Without the pictures, return each record as it appears.

## BEGIN Input rows

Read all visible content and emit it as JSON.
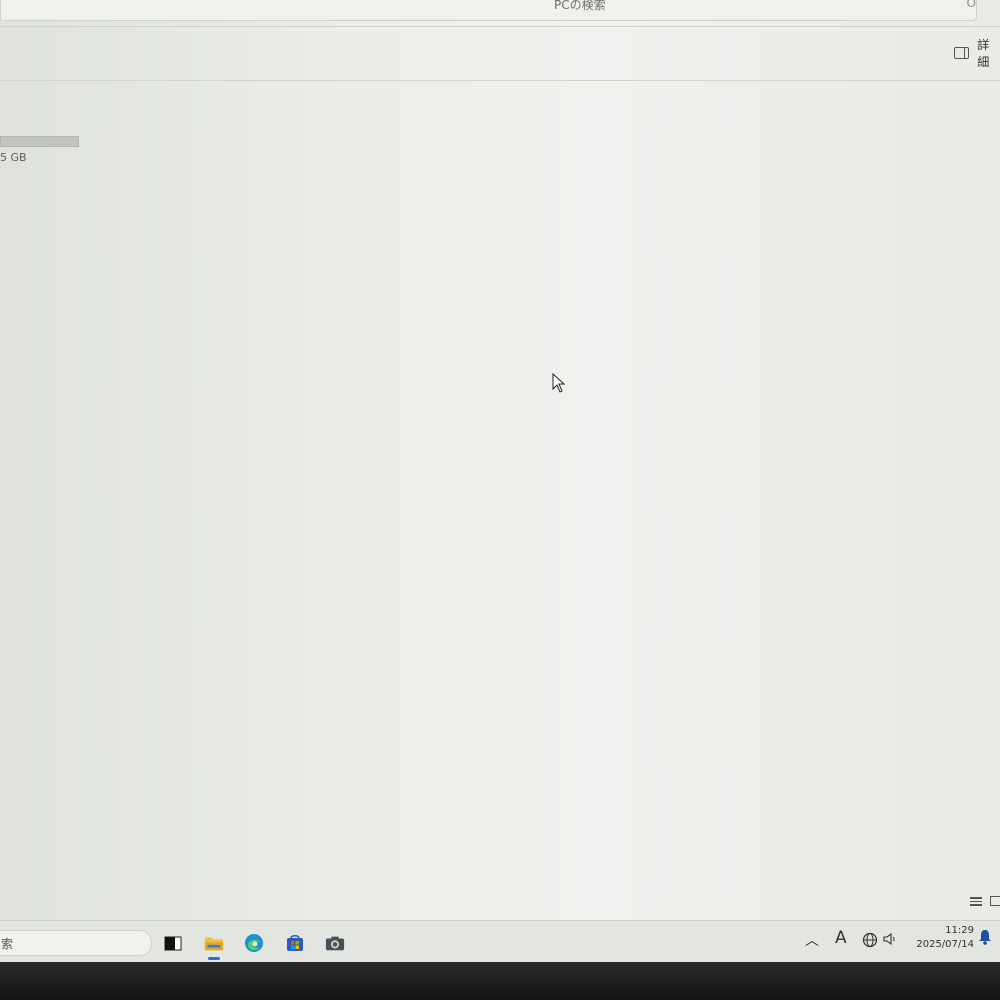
{
  "search": {
    "placeholder": "PCの検索"
  },
  "toolbar": {
    "details_label": "詳細"
  },
  "drive": {
    "size_text": "5 GB"
  },
  "taskbar": {
    "search_text": "索",
    "clock_time": "11:29",
    "clock_date": "2025/07/14",
    "ime_label": "A",
    "icons": [
      "task-view-icon",
      "file-explorer-icon",
      "edge-icon",
      "store-icon",
      "camera-icon"
    ]
  },
  "colors": {
    "accent": "#2a6fd6",
    "edge": "#1f8fd1",
    "store": "#2d5bb9",
    "explorer": "#f2c13b"
  }
}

## END Input rows

◆ Finished task:
Read all visible content and emit it as JSON.
{
  "search": {
    "placeholder": "PCの検索"
  },
  "toolbar": {
    "details_label": "詳細"
  },
  "drive": {
    "size_text": "5 GB"
  },
  "taskbar": {
    "search_text": "索",
    "clock_time": "11:29",
    "clock_date": "2025/07/14",
    "ime_label": "A",
    "icons": [
      "task-view-icon",
      "file-explorer-icon",
      "edge-icon",
      "store-icon",
      "camera-icon"
    ]
  },
  "colors": {
    "accent": "#2a6fd6",
    "edge": "#1f8fd1",
    "store": "#2d5bb9",
    "explorer": "#f2c13b"
  }
}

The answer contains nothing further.